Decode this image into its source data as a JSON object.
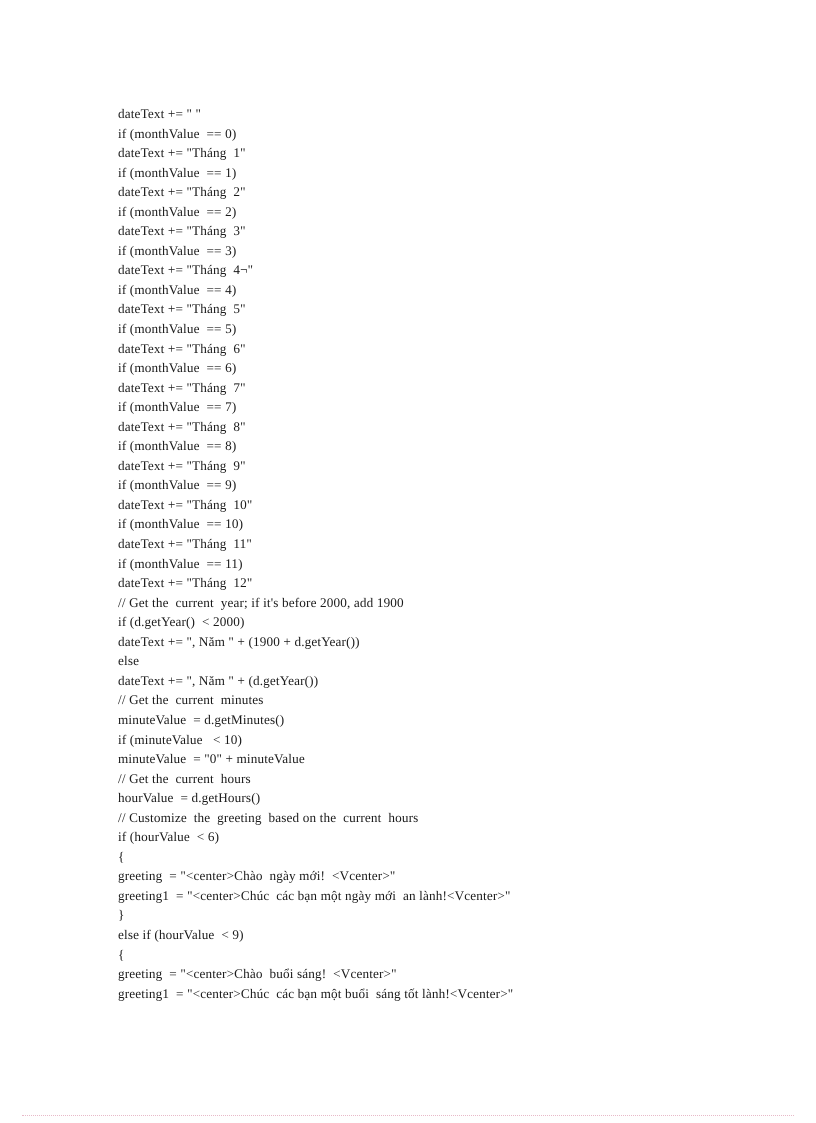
{
  "document": {
    "page_background": "#ffffff",
    "text_color": "#1a1a1a",
    "footer_rule_color": "#e8b9c8",
    "code_lines": [
      "dateText += \" \"",
      "if (monthValue  == 0)",
      "dateText += \"Tháng  1\"",
      "if (monthValue  == 1)",
      "dateText += \"Tháng  2\"",
      "if (monthValue  == 2)",
      "dateText += \"Tháng  3\"",
      "if (monthValue  == 3)",
      "dateText += \"Tháng  4¬\"",
      "if (monthValue  == 4)",
      "dateText += \"Tháng  5\"",
      "if (monthValue  == 5)",
      "dateText += \"Tháng  6\"",
      "if (monthValue  == 6)",
      "dateText += \"Tháng  7\"",
      "if (monthValue  == 7)",
      "dateText += \"Tháng  8\"",
      "if (monthValue  == 8)",
      "dateText += \"Tháng  9\"",
      "if (monthValue  == 9)",
      "dateText += \"Tháng  10\"",
      "if (monthValue  == 10)",
      "dateText += \"Tháng  11\"",
      "if (monthValue  == 11)",
      "dateText += \"Tháng  12\"",
      "// Get the  current  year; if it's before 2000, add 1900",
      "if (d.getYear()  < 2000)",
      "dateText += \", Năm \" + (1900 + d.getYear())",
      "else",
      "dateText += \", Năm \" + (d.getYear())",
      "// Get the  current  minutes",
      "minuteValue  = d.getMinutes()",
      "if (minuteValue   < 10)",
      "minuteValue  = \"0\" + minuteValue",
      "// Get the  current  hours",
      "hourValue  = d.getHours()",
      "// Customize  the  greeting  based on the  current  hours",
      "if (hourValue  < 6)",
      "{",
      "greeting  = \"<center>Chào  ngày mới!  <Vcenter>\"",
      "greeting1  = \"<center>Chúc  các bạn một ngày mới  an lành!<Vcenter>\"",
      "}",
      "else if (hourValue  < 9)",
      "{",
      "greeting  = \"<center>Chào  buổi sáng!  <Vcenter>\"",
      "greeting1  = \"<center>Chúc  các bạn một buổi  sáng tốt lành!<Vcenter>\""
    ]
  }
}
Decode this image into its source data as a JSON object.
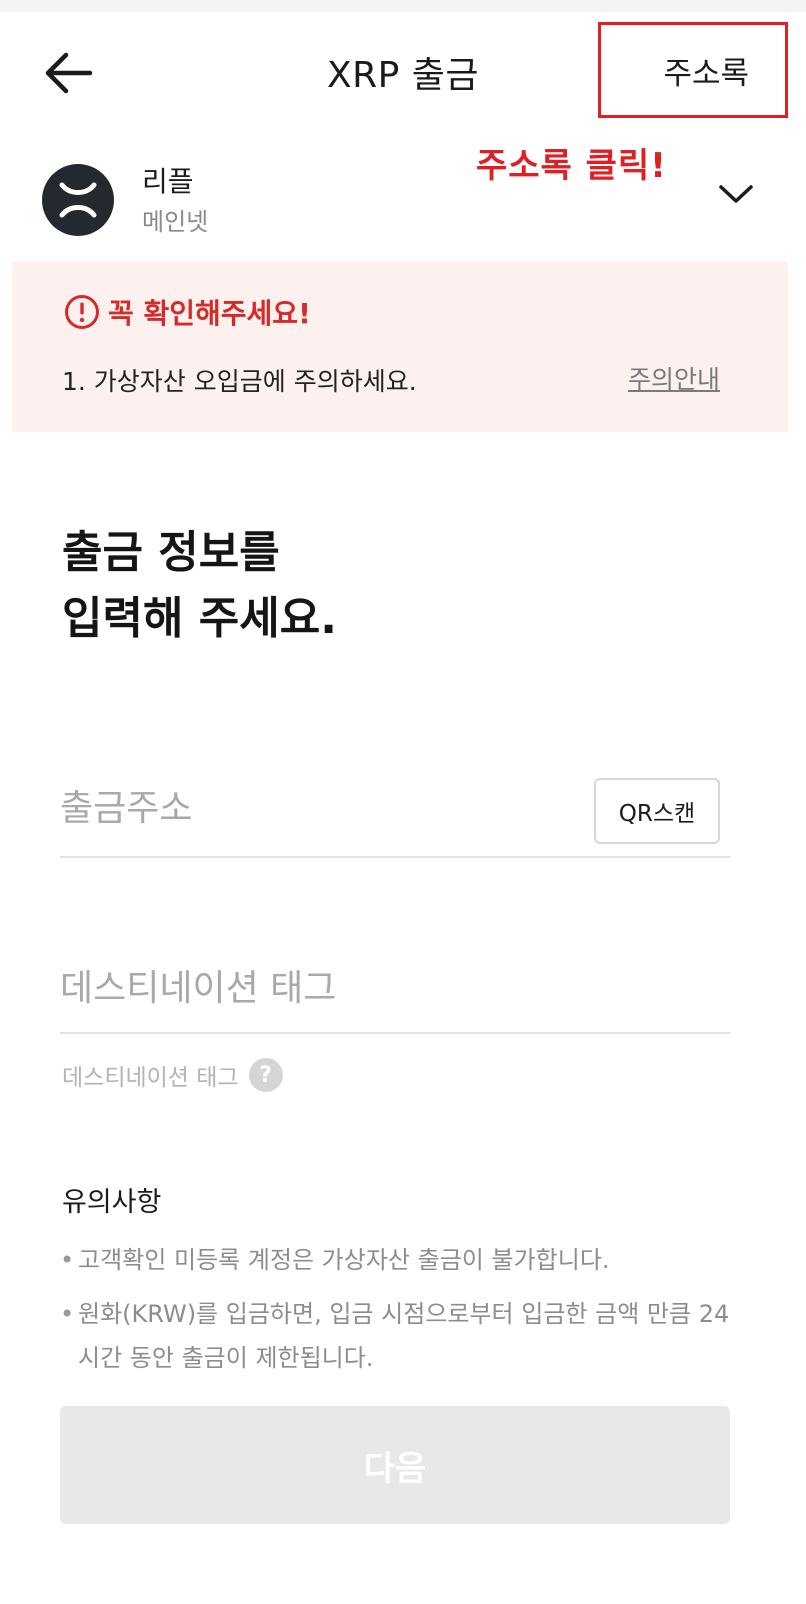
══════════════════════════════
## TASK TO CARRY OUT
Using the records above, retype everything exactly except the pictures.

## EXERCISE RESULT
Decode this image into its source data as a JSON object.
{
  "document": {
    "page_background": "#ffffff",
    "text_color": "#1a1a1a",
    "footer_rule_color": "#e8b9c8",
    "code_lines": [
      "dateText += \" \"",
      "if (monthValue  == 0)",
      "dateText += \"Tháng  1\"",
      "if (monthValue  == 1)",
      "dateText += \"Tháng  2\"",
      "if (monthValue  == 2)",
      "dateText += \"Tháng  3\"",
      "if (monthValue  == 3)",
      "dateText += \"Tháng  4¬\"",
      "if (monthValue  == 4)",
      "dateText += \"Tháng  5\"",
      "if (monthValue  == 5)",
      "dateText += \"Tháng  6\"",
      "if (monthValue  == 6)",
      "dateText += \"Tháng  7\"",
      "if (monthValue  == 7)",
      "dateText += \"Tháng  8\"",
      "if (monthValue  == 8)",
      "dateText += \"Tháng  9\"",
      "if (monthValue  == 9)",
      "dateText += \"Tháng  10\"",
      "if (monthValue  == 10)",
      "dateText += \"Tháng  11\"",
      "if (monthValue  == 11)",
      "dateText += \"Tháng  12\"",
      "// Get the  current  year; if it's before 2000, add 1900",
      "if (d.getYear()  < 2000)",
      "dateText += \", Năm \" + (1900 + d.getYear())",
      "else",
      "dateText += \", Năm \" + (d.getYear())",
      "// Get the  current  minutes",
      "minuteValue  = d.getMinutes()",
      "if (minuteValue   < 10)",
      "minuteValue  = \"0\" + minuteValue",
      "// Get the  current  hours",
      "hourValue  = d.getHours()",
      "// Customize  the  greeting  based on the  current  hours",
      "if (hourValue  < 6)",
      "{",
      "greeting  = \"<center>Chào  ngày mới!  <Vcenter>\"",
      "greeting1  = \"<center>Chúc  các bạn một ngày mới  an lành!<Vcenter>\"",
      "}",
      "else if (hourValue  < 9)",
      "{",
      "greeting  = \"<center>Chào  buổi sáng!  <Vcenter>\"",
      "greeting1  = \"<center>Chúc  các bạn một buổi  sáng tốt lành!<Vcenter>\""
    ]
  }
}
Decode this image into its source data as a JSON object.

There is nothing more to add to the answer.